** What is being asked **
Scan the entries below and count the lines holding the string "review". Supply only the number.

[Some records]
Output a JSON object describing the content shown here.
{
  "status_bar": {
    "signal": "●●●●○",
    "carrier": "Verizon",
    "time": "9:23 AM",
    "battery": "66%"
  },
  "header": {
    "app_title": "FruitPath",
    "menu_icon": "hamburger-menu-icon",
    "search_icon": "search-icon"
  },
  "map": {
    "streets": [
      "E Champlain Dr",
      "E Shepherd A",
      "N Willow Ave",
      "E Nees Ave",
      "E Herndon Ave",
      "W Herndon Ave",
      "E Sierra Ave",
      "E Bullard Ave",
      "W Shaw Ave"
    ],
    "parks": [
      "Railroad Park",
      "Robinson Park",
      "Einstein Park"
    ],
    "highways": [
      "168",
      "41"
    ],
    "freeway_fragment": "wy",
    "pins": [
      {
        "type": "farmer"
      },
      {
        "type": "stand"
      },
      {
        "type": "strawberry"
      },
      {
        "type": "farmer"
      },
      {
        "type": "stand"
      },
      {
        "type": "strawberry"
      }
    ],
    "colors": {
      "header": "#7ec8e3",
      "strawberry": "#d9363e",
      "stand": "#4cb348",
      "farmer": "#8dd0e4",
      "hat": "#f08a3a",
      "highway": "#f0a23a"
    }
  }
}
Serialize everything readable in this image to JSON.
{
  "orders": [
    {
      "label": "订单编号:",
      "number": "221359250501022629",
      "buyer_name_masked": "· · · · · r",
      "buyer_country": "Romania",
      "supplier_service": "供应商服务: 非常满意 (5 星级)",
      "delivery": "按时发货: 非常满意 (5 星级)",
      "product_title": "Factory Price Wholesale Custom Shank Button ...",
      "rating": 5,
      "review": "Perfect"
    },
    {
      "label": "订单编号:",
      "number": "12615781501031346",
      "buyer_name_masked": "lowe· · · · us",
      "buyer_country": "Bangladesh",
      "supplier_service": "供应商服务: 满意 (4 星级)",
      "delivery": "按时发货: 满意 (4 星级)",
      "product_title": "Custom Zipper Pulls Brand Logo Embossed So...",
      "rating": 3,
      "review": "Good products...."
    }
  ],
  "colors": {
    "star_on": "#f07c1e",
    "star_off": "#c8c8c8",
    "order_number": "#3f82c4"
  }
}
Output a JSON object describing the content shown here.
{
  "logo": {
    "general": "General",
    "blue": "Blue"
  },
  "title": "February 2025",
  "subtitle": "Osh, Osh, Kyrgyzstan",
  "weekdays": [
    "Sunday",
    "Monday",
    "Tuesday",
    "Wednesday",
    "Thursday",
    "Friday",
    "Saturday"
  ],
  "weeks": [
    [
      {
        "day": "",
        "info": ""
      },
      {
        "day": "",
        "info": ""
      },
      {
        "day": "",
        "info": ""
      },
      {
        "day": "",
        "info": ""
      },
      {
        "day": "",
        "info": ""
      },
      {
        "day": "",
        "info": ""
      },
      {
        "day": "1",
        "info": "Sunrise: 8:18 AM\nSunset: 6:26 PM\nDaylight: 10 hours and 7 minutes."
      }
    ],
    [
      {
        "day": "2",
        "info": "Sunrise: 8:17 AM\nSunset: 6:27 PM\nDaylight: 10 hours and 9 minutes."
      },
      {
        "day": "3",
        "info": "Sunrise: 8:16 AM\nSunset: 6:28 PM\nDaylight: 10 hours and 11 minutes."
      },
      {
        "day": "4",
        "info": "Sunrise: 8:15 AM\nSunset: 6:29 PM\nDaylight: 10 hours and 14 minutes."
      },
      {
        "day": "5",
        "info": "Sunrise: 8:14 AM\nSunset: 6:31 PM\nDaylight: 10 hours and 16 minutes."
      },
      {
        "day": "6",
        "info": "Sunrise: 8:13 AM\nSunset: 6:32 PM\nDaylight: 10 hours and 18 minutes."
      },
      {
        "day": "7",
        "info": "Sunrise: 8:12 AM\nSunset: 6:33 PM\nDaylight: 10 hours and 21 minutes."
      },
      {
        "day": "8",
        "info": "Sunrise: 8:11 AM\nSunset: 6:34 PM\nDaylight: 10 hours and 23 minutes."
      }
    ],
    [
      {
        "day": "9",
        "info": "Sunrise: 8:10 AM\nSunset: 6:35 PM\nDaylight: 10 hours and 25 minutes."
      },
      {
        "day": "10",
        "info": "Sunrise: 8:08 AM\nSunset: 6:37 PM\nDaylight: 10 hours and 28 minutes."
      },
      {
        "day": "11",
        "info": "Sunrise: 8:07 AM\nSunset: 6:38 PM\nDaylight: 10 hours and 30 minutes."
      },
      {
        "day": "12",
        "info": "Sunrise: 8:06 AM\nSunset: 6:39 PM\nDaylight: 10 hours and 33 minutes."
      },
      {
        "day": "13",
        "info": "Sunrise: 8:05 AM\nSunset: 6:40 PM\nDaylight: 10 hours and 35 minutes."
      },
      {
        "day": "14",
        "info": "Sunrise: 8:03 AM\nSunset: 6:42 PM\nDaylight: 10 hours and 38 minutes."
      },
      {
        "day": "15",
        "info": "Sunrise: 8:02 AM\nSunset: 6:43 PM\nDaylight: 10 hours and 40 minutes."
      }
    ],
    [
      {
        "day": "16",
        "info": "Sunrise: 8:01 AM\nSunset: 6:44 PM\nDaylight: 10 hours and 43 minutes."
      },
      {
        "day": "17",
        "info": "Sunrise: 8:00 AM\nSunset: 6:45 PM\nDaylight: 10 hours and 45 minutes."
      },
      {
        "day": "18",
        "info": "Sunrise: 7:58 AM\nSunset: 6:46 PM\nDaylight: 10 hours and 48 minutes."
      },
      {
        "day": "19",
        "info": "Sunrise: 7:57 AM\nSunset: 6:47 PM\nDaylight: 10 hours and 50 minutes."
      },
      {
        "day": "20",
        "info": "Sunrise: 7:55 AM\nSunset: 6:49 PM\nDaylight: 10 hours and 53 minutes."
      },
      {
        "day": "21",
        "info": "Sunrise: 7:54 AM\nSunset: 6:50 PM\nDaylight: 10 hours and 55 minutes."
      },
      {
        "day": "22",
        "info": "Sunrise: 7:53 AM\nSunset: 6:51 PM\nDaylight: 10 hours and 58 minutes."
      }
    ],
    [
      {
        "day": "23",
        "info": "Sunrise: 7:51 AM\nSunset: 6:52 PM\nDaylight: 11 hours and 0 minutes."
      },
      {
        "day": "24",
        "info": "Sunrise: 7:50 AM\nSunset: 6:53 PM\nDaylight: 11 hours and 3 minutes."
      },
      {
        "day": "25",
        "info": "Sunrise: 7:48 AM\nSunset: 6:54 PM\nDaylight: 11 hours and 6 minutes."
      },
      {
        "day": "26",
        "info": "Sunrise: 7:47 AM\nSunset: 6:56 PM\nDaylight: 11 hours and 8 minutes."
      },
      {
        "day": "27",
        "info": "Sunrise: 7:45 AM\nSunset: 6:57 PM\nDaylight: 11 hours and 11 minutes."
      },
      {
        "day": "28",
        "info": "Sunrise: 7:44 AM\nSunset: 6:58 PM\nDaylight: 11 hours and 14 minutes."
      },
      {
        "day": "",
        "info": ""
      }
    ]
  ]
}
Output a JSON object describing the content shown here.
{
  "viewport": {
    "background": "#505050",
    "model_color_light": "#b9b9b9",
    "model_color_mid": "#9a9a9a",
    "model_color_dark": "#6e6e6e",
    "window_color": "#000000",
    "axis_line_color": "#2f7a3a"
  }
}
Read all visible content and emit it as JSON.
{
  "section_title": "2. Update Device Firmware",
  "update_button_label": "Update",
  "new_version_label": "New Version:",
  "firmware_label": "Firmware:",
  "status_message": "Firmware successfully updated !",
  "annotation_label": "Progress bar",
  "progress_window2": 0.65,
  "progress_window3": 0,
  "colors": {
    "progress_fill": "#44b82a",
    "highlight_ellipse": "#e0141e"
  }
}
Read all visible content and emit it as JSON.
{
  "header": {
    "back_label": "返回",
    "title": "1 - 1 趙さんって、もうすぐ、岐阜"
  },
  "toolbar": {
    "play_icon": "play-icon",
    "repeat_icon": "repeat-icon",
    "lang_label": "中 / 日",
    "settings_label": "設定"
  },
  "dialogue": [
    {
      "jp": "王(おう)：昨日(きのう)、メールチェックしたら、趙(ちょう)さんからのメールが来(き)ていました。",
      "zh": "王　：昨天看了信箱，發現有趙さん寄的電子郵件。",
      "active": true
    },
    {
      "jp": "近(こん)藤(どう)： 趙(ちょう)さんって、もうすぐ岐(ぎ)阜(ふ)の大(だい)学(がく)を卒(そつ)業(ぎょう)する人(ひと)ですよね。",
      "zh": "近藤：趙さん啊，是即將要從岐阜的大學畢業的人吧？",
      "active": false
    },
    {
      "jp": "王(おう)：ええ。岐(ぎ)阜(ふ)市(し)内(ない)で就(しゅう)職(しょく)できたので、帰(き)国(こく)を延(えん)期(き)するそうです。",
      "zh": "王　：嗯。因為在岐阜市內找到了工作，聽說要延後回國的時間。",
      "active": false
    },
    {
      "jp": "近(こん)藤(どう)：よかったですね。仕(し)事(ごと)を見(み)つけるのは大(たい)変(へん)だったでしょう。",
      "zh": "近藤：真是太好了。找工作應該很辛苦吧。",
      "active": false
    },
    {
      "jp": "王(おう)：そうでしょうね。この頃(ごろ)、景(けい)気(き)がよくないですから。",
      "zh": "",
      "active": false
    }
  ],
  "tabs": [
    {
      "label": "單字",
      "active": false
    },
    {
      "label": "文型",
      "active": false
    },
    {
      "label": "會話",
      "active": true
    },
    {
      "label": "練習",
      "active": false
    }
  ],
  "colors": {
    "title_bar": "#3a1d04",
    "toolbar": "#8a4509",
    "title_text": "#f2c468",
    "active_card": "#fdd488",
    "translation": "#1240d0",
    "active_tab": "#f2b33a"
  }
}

** Written response **
2